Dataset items
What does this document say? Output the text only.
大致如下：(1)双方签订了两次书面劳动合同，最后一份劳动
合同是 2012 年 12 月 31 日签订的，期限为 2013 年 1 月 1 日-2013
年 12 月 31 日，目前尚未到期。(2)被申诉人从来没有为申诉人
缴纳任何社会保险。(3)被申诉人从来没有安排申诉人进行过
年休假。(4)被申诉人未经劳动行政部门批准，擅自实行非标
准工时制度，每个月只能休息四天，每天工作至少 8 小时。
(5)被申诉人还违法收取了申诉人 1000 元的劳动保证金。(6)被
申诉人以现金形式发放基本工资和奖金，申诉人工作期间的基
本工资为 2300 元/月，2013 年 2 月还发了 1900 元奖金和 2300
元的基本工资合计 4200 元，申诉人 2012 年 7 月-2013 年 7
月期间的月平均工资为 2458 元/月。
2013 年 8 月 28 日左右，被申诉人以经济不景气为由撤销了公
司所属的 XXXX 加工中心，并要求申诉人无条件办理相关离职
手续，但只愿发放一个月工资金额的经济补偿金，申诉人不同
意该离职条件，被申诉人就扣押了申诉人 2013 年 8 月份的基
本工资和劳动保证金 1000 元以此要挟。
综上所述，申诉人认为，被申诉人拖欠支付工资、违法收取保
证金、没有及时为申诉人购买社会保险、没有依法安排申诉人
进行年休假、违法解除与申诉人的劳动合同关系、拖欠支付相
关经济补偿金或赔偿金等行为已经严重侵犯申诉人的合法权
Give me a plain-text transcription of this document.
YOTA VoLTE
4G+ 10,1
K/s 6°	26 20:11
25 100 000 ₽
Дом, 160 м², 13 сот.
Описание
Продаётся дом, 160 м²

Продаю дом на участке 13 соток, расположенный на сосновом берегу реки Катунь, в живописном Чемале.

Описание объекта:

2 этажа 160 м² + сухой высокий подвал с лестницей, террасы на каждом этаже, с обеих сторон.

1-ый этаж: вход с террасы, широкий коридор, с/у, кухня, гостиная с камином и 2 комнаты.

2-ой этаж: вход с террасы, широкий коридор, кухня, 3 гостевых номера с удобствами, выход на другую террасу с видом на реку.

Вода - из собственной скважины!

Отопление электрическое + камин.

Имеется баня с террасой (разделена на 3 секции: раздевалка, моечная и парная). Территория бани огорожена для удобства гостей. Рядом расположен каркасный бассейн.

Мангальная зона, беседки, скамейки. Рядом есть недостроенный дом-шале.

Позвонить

The task: The records above should be restated word for word, please.

Right answer:
What does this document say? Output the text only.
大致如下：(1)双方签订了两次书面劳动合同，最后一份劳动
合同是 2012 年 12 月 31 日签订的，期限为 2013 年 1 月 1 日-2013
年 12 月 31 日，目前尚未到期。(2)被申诉人从来没有为申诉人
缴纳任何社会保险。(3)被申诉人从来没有安排申诉人进行过
年休假。(4)被申诉人未经劳动行政部门批准，擅自实行非标
准工时制度，每个月只能休息四天，每天工作至少 8 小时。
(5)被申诉人还违法收取了申诉人 1000 元的劳动保证金。(6)被
申诉人以现金形式发放基本工资和奖金，申诉人工作期间的基
本工资为 2300 元/月，2013 年 2 月还发了 1900 元奖金和 2300
元的基本工资合计 4200 元，申诉人 2012 年 7 月-2013 年 7
月期间的月平均工资为 2458 元/月。
2013 年 8 月 28 日左右，被申诉人以经济不景气为由撤销了公
司所属的 XXXX 加工中心，并要求申诉人无条件办理相关离职
手续，但只愿发放一个月工资金额的经济补偿金，申诉人不同
意该离职条件，被申诉人就扣押了申诉人 2013 年 8 月份的基
本工资和劳动保证金 1000 元以此要挟。
综上所述，申诉人认为，被申诉人拖欠支付工资、违法收取保
证金、没有及时为申诉人购买社会保险、没有依法安排申诉人
进行年休假、违法解除与申诉人的劳动合同关系、拖欠支付相
关经济补偿金或赔偿金等行为已经严重侵犯申诉人的合法权
Give me a plain-text transcription of this document.
YOTA VoLTE
4G+ 10,1
K/s 6°	26 20:11
25 100 000 ₽
Дом, 160 м², 13 сот.
Описание
Продаётся дом, 160 м²

Продаю дом на участке 13 соток, расположенный на сосновом берегу реки Катунь, в живописном Чемале.

Описание объекта:

2 этажа 160 м² + сухой высокий подвал с лестницей, террасы на каждом этаже, с обеих сторон.

1-ый этаж: вход с террасы, широкий коридор, с/у, кухня, гостиная с камином и 2 комнаты.

2-ой этаж: вход с террасы, широкий коридор, кухня, 3 гостевых номера с удобствами, выход на другую террасу с видом на реку.

Вода - из собственной скважины!

Отопление электрическое + камин.

Имеется баня с террасой (разделена на 3 секции: раздевалка, моечная и парная). Территория бани огорожена для удобства гостей. Рядом расположен каркасный бассейн.

Мангальная зона, беседки, скамейки. Рядом есть недостроенный дом-шале.

Позвонить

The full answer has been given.